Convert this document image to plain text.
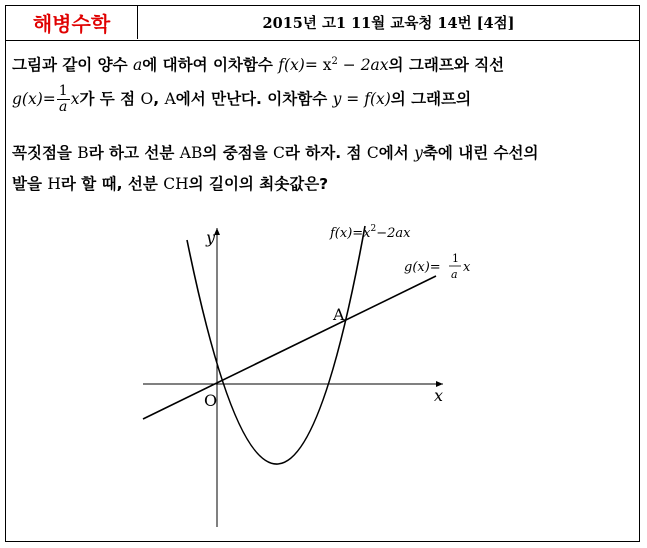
해병수학	2015년 고1 11월 교육청 14번 [4점]
그림과 같이 양수 a에 대하여 이차함수 $f(x)= x^2 - 2ax$의 그래프와 직선
$g(x)= \frac{1}{a}$ x가 두 점 O, A에서 만난다. 이차함수 y = f(x)의 그래프의
꼭짓점을 B라 하고 선분 AB의 중점을 C라 하자. 점 C에서 y축에 내린 수선의
발을 H라 할 때, 선분 CH의 길이의 최솟값은?
y
x
O
A
$f(x)=x^2-2ax$
g(x)=
1
a x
........
* [WHAT YOU HAVE TO DO] Omit the pictures. Transcribe every record exactly.

* [OUTPUT FOR THIS TASK]
Convert this document image to plain text.
해병수학	2015년 고1 11월 교육청 14번 [4점]
그림과 같이 양수 a에 대하여 이차함수 $f(x)= x^2 - 2ax$의 그래프와 직선
$g(x)= \frac{1}{a}$ x가 두 점 O, A에서 만난다. 이차함수 y = f(x)의 그래프의
꼭짓점을 B라 하고 선분 AB의 중점을 C라 하자. 점 C에서 y축에 내린 수선의
발을 H라 할 때, 선분 CH의 길이의 최솟값은?
y
x
O
A
$f(x)=x^2-2ax$
g(x)=
1
a x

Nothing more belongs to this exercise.